### DOCUMENT SEGMENT
______________________________

The Economics of Reality

(Keywords: politics, economics, tax breaks, reality smacks the right upside their fool heads repeatedly )

John Kenneth Galbraith died this weekend. He was one of the minds behind FDR's New Deal, as well as a leading advocate of the economics of realism. In other words, he was a person who studied the way money works in the real world and advocated policies based on those studies. In short, he was not a utopian.

I've waited to write about this because I'm not an economist. When it comes to ecomonics, I'm a dope. So here's a crash course in progressive economics for dopes like me.

We live in a world governed by the idea that wealth is created by those on the top of the economic ladder and flows downward - this is called supply side economics or, in Reagan's words 'trickle down'. The idea is that people on the top of the economic ladder create jobs, so if they do better, everyone does.

______________________________

### PROVIDED DATA
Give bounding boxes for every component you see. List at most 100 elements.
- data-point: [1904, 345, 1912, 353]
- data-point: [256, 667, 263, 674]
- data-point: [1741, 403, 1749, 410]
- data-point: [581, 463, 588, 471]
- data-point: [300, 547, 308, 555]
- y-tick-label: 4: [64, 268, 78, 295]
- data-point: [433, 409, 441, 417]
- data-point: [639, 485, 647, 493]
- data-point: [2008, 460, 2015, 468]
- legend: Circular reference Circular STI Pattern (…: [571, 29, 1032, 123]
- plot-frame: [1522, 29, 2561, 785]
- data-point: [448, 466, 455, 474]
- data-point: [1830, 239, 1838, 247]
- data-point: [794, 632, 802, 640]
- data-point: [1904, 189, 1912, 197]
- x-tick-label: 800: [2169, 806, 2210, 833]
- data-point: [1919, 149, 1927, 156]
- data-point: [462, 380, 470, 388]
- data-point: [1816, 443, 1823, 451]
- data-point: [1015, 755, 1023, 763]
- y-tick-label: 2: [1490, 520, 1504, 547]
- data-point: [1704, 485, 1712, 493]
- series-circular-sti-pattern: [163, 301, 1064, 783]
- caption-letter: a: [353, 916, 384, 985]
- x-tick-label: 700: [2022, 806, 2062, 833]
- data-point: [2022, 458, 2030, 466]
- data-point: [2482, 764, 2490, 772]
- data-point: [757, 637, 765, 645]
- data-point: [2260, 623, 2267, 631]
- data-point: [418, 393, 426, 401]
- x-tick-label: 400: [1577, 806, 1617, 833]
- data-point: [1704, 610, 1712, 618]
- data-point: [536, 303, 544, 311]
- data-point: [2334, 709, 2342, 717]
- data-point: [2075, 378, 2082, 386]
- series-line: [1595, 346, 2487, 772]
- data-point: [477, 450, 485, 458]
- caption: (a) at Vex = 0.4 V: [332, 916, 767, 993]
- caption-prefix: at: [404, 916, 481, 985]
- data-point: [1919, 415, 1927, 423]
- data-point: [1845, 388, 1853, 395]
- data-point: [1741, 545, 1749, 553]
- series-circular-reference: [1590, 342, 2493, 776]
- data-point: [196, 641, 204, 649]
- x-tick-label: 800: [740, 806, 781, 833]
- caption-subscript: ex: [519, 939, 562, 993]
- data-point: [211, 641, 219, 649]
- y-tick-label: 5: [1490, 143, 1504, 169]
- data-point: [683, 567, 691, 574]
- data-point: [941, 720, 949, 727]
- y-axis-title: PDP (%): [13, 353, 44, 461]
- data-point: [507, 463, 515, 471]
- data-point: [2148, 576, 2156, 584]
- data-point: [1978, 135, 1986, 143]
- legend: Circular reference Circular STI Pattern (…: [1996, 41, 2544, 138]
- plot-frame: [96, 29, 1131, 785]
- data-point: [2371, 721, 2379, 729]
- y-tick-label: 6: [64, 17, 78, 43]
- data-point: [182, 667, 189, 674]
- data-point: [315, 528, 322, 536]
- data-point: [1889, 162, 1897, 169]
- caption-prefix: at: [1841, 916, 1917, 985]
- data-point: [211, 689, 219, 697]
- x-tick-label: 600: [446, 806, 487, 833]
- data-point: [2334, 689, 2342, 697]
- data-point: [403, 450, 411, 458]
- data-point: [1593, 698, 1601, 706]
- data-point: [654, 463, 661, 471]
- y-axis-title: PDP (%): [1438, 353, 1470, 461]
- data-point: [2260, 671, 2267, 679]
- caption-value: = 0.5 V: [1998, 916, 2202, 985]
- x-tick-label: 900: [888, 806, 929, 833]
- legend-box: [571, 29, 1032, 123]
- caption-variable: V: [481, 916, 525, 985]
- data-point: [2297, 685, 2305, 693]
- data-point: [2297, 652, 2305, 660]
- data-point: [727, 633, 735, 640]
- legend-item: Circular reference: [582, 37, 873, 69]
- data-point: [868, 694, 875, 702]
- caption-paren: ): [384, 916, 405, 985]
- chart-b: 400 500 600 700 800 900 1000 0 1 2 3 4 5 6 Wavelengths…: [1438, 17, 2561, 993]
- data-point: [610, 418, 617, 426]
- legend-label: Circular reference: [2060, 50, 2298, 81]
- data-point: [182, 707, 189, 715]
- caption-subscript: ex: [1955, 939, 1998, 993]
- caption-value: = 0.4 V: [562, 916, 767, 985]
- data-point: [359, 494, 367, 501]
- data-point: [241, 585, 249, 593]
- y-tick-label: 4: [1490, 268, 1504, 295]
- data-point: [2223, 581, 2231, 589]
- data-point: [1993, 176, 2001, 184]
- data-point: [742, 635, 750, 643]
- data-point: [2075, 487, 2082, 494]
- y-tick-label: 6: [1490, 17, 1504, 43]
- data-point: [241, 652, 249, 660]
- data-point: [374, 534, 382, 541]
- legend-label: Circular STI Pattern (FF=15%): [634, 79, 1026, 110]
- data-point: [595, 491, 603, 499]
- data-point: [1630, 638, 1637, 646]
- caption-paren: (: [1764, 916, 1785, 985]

______________________________

### REQUIRED TASK 1
Put the rows from the first one through the line holding "- data-point: [639, 485, 647, 493]", inclusive, into a Markdown table with two columns: Line for the row's number and Text for its wording. Leave out any blank lines.
### REQUIRED TASK 2
Write the next part of the post on Galbraith and progressive economics, picking up right after its last sentence.

### EXERCISE ANSWER 1
| Line | Text |
|---|---|
| 1 | Give bounding boxes for every component you see. List at most 100 elements. |
| 2 | - data-point: [1904, 345, 1912, 353] |
| 3 | - data-point: [256, 667, 263, 674] |
| 4 | - data-point: [1741, 403, 1749, 410] |
| 5 | - data-point: [581, 463, 588, 471] |
| 6 | - data-point: [300, 547, 308, 555] |
| 7 | - y-tick-label: 4: [64, 268, 78, 295] |
| 8 | - data-point: [433, 409, 441, 417] |
| 9 | - data-point: [639, 485, 647, 493] |

### EXERCISE ANSWER 2
This isn't true. Wealth does not move from the top down, but from the bottom up. Economics aren't a natural force - money is a human creation. So classes based on wealth are also a human creation. No one is born worthy of wealth, even though some are born wealthy. These are the economics of the real world.

Wealth moves from the bottom up. One group produces, the other consumes. Production is passive, economically, consumption is active. If you want money to move, you create policies that get money to the people who need it most. Bill Gates has never looked at his tax return and said, "Hey, honey! We can finally afford that new washing machine!" Having money is no incentive to spend; needing money is. People who need money will spend money for the same reason that people who need food will eat food.

Our current situation is contrary to reality. We're told that the economy is robust, but not everyone is sharing in the rewards. The average hourly worker's wages aren't keeping up with inflation. The wealth is pooling at the top and it's not coming down. If you have a problem with this reality, look at departing Exxon chief Lee Raymond's $400 million retirement package, then take a look in your own wallet after you fill up your tank.

All tax cuts should be weighted to the bottom, since it's impossible to argue that people who need money won't spend it. The right argues, "A rising tide raises all boats". A better analogy is a tree does not grow from the leaves down.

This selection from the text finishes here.